OBJECTIVE: Gather the lines that hold the string "mean".

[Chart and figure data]

** BEGIN **

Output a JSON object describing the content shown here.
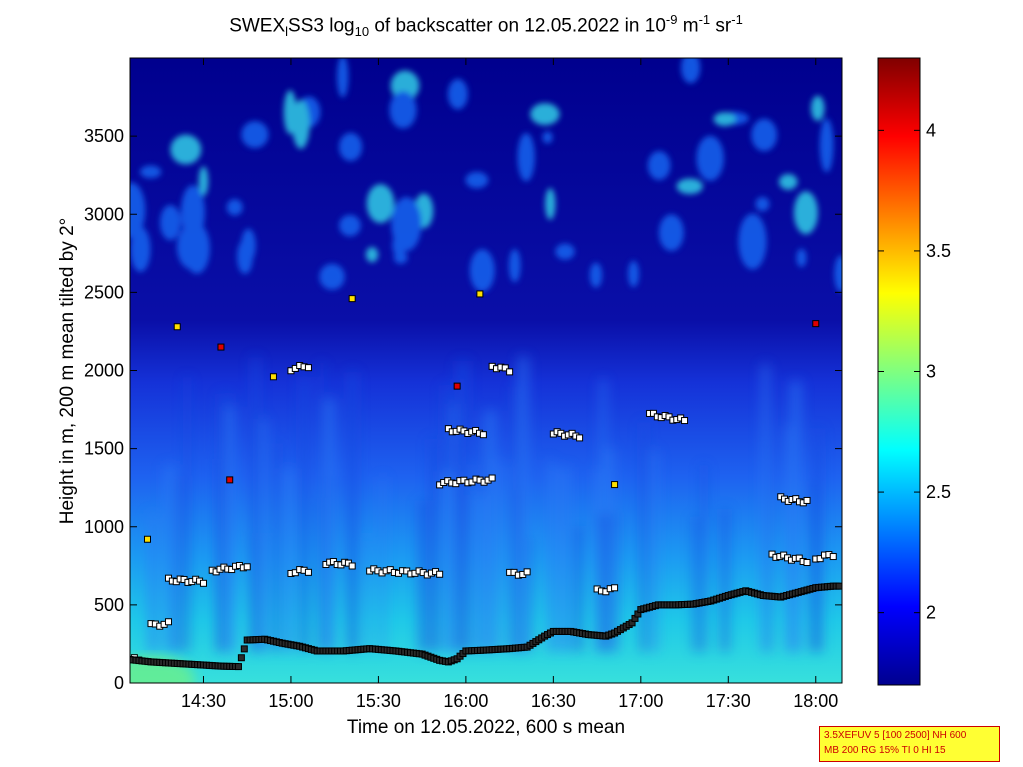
{
  "title": {
    "prefix": "SWEX",
    "sub1": "l",
    "mid": "SS3 log",
    "sub2": "10",
    "mid2": " of backscatter on 12.05.2022 in 10",
    "sup1": "-9",
    "mid3": " m",
    "sup2": "-1",
    "mid4": " sr",
    "sup3": "-1"
  },
  "info_box": {
    "line1": "3.5XEFUV 5 [100 2500] NH 600",
    "line2": "MB 200 RG 15% TI 0 HI 15"
  },
  "colors": {
    "colormap": "jet",
    "info_box_background": "#ffff33",
    "info_box_text": "#cc0000"
  },
  "chart_data": {
    "type": "heatmap",
    "xlabel": "Time on 12.05.2022, 600 s mean",
    "ylabel": "Height in m, 200 m mean tilted by 2°",
    "x_unit": "hours",
    "xlim": [
      14.08,
      18.15
    ],
    "ylim": [
      0,
      4000
    ],
    "x_ticks": [
      {
        "value": 14.5,
        "label": "14:30"
      },
      {
        "value": 15.0,
        "label": "15:00"
      },
      {
        "value": 15.5,
        "label": "15:30"
      },
      {
        "value": 16.0,
        "label": "16:00"
      },
      {
        "value": 16.5,
        "label": "16:30"
      },
      {
        "value": 17.0,
        "label": "17:00"
      },
      {
        "value": 17.5,
        "label": "17:30"
      },
      {
        "value": 18.0,
        "label": "18:00"
      }
    ],
    "y_ticks": [
      {
        "value": 0,
        "label": "0"
      },
      {
        "value": 500,
        "label": "500"
      },
      {
        "value": 1000,
        "label": "1000"
      },
      {
        "value": 1500,
        "label": "1500"
      },
      {
        "value": 2000,
        "label": "2000"
      },
      {
        "value": 2500,
        "label": "2500"
      },
      {
        "value": 3000,
        "label": "3000"
      },
      {
        "value": 3500,
        "label": "3500"
      }
    ],
    "colorbar": {
      "clim": [
        1.7,
        4.3
      ],
      "ticks": [
        {
          "value": 2,
          "label": "2"
        },
        {
          "value": 2.5,
          "label": "2.5"
        },
        {
          "value": 3,
          "label": "3"
        },
        {
          "value": 3.5,
          "label": "3.5"
        },
        {
          "value": 4,
          "label": "4"
        }
      ]
    },
    "grid": false,
    "mixing_layer_height": {
      "x": [
        14.08,
        14.2,
        14.35,
        14.5,
        14.6,
        14.7,
        14.75,
        14.85,
        14.95,
        15.05,
        15.15,
        15.3,
        15.45,
        15.6,
        15.75,
        15.85,
        15.9,
        15.95,
        16.0,
        16.1,
        16.25,
        16.35,
        16.45,
        16.5,
        16.6,
        16.7,
        16.8,
        16.85,
        16.95,
        17.0,
        17.1,
        17.2,
        17.3,
        17.4,
        17.5,
        17.6,
        17.7,
        17.8,
        17.9,
        18.0,
        18.1,
        18.15
      ],
      "y": [
        150,
        135,
        125,
        115,
        108,
        105,
        275,
        280,
        255,
        235,
        205,
        205,
        220,
        205,
        185,
        145,
        135,
        155,
        205,
        210,
        220,
        230,
        300,
        330,
        330,
        310,
        300,
        320,
        385,
        470,
        500,
        500,
        505,
        525,
        560,
        590,
        560,
        550,
        580,
        610,
        620,
        620
      ]
    },
    "layer_tops": [
      {
        "x": [
          14.08,
          14.13
        ],
        "y": [
          150,
          150
        ]
      },
      {
        "x": [
          14.2,
          14.3
        ],
        "y": [
          370,
          380
        ]
      },
      {
        "x": [
          14.3,
          14.5
        ],
        "y": [
          660,
          650
        ]
      },
      {
        "x": [
          14.55,
          14.75
        ],
        "y": [
          720,
          750
        ]
      },
      {
        "x": [
          15.0,
          15.1
        ],
        "y": [
          710,
          720
        ]
      },
      {
        "x": [
          15.2,
          15.35
        ],
        "y": [
          770,
          760
        ]
      },
      {
        "x": [
          15.45,
          15.85
        ],
        "y": [
          720,
          700
        ]
      },
      {
        "x": [
          16.25,
          16.35
        ],
        "y": [
          700,
          700
        ]
      },
      {
        "x": [
          16.75,
          16.85
        ],
        "y": [
          590,
          600
        ]
      },
      {
        "x": [
          17.75,
          17.95
        ],
        "y": [
          820,
          780
        ]
      },
      {
        "x": [
          18.0,
          18.1
        ],
        "y": [
          800,
          820
        ]
      },
      {
        "x": [
          15.85,
          16.15
        ],
        "y": [
          1280,
          1300
        ]
      },
      {
        "x": [
          16.5,
          16.65
        ],
        "y": [
          1600,
          1580
        ]
      },
      {
        "x": [
          17.05,
          17.25
        ],
        "y": [
          1720,
          1680
        ]
      },
      {
        "x": [
          17.8,
          17.95
        ],
        "y": [
          1180,
          1160
        ]
      },
      {
        "x": [
          15.9,
          16.1
        ],
        "y": [
          1620,
          1600
        ]
      },
      {
        "x": [
          16.15,
          16.25
        ],
        "y": [
          2030,
          2000
        ]
      },
      {
        "x": [
          15.0,
          15.1
        ],
        "y": [
          2010,
          2030
        ]
      }
    ],
    "aerosol_features": [
      {
        "x": 14.18,
        "y": 920,
        "strength": "high"
      },
      {
        "x": 14.35,
        "y": 2280,
        "strength": "high"
      },
      {
        "x": 14.6,
        "y": 2150,
        "strength": "very-high"
      },
      {
        "x": 14.65,
        "y": 1300,
        "strength": "very-high"
      },
      {
        "x": 14.9,
        "y": 1960,
        "strength": "high"
      },
      {
        "x": 15.35,
        "y": 2460,
        "strength": "high"
      },
      {
        "x": 15.95,
        "y": 1900,
        "strength": "very-high"
      },
      {
        "x": 16.08,
        "y": 2490,
        "strength": "high"
      },
      {
        "x": 16.85,
        "y": 1270,
        "strength": "high"
      },
      {
        "x": 18.0,
        "y": 2300,
        "strength": "very-high"
      }
    ]
  }
}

** END **

OUTPUT:
    "xlabel": "Time on 12.05.2022, 600 s mean",
    "ylabel": "Height in m, 200 m mean tilted by 2°",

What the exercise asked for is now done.